## WORK TO DO
Please write out the material that follows, exactly as it stands.

----------

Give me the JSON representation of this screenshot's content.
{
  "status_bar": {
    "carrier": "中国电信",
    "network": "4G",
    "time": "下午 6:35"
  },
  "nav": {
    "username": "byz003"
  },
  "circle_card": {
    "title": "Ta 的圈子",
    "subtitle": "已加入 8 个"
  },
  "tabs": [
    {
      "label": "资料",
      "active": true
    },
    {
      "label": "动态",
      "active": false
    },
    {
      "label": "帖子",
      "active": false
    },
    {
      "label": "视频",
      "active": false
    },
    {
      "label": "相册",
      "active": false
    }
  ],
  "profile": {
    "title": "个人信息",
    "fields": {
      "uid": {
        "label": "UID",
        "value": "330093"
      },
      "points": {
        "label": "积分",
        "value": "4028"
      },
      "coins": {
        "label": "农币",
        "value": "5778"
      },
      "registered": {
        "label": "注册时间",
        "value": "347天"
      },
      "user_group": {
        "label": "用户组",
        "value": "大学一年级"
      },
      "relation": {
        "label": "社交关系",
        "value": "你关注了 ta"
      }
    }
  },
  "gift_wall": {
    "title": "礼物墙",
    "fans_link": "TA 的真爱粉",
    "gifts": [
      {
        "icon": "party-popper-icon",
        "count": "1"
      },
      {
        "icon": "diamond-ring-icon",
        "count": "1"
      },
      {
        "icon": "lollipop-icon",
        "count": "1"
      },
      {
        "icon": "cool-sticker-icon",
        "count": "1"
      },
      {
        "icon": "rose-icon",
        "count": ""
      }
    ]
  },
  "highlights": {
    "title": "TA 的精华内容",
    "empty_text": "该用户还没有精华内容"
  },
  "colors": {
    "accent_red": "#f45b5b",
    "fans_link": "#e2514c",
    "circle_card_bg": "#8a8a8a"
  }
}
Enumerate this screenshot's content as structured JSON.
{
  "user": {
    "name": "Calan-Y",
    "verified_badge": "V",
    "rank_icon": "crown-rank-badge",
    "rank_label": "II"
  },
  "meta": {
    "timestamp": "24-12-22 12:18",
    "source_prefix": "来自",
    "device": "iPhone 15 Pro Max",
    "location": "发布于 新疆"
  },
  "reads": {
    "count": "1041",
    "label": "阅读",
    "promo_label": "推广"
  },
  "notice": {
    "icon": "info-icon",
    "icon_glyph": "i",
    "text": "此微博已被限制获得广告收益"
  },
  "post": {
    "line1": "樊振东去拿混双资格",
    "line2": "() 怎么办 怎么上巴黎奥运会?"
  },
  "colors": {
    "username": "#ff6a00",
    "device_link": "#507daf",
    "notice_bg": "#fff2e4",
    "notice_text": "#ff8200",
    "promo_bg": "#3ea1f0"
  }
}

----------

## SOLVED EXERCISE
Give me the JSON representation of this screenshot's content.
{
  "status_bar": {
    "carrier": "中国电信",
    "network": "4G",
    "time": "下午 6:35"
  },
  "nav": {
    "username": "byz003"
  },
  "circle_card": {
    "title": "Ta 的圈子",
    "subtitle": "已加入 8 个"
  },
  "tabs": [
    {
      "label": "资料",
      "active": true
    },
    {
      "label": "动态",
      "active": false
    },
    {
      "label": "帖子",
      "active": false
    },
    {
      "label": "视频",
      "active": false
    },
    {
      "label": "相册",
      "active": false
    }
  ],
  "profile": {
    "title": "个人信息",
    "fields": {
      "uid": {
        "label": "UID",
        "value": "330093"
      },
      "points": {
        "label": "积分",
        "value": "4028"
      },
      "coins": {
        "label": "农币",
        "value": "5778"
      },
      "registered": {
        "label": "注册时间",
        "value": "347天"
      },
      "user_group": {
        "label": "用户组",
        "value": "大学一年级"
      },
      "relation": {
        "label": "社交关系",
        "value": "你关注了 ta"
      }
    }
  },
  "gift_wall": {
    "title": "礼物墙",
    "fans_link": "TA 的真爱粉",
    "gifts": [
      {
        "icon": "party-popper-icon",
        "count": "1"
      },
      {
        "icon": "diamond-ring-icon",
        "count": "1"
      },
      {
        "icon": "lollipop-icon",
        "count": "1"
      },
      {
        "icon": "cool-sticker-icon",
        "count": "1"
      },
      {
        "icon": "rose-icon",
        "count": ""
      }
    ]
  },
  "highlights": {
    "title": "TA 的精华内容",
    "empty_text": "该用户还没有精华内容"
  },
  "colors": {
    "accent_red": "#f45b5b",
    "fans_link": "#e2514c",
    "circle_card_bg": "#8a8a8a"
  }
}
Enumerate this screenshot's content as structured JSON.
{
  "user": {
    "name": "Calan-Y",
    "verified_badge": "V",
    "rank_icon": "crown-rank-badge",
    "rank_label": "II"
  },
  "meta": {
    "timestamp": "24-12-22 12:18",
    "source_prefix": "来自",
    "device": "iPhone 15 Pro Max",
    "location": "发布于 新疆"
  },
  "reads": {
    "count": "1041",
    "label": "阅读",
    "promo_label": "推广"
  },
  "notice": {
    "icon": "info-icon",
    "icon_glyph": "i",
    "text": "此微博已被限制获得广告收益"
  },
  "post": {
    "line1": "樊振东去拿混双资格",
    "line2": "() 怎么办 怎么上巴黎奥运会?"
  },
  "colors": {
    "username": "#ff6a00",
    "device_link": "#507daf",
    "notice_bg": "#fff2e4",
    "notice_text": "#ff8200",
    "promo_bg": "#3ea1f0"
  }
}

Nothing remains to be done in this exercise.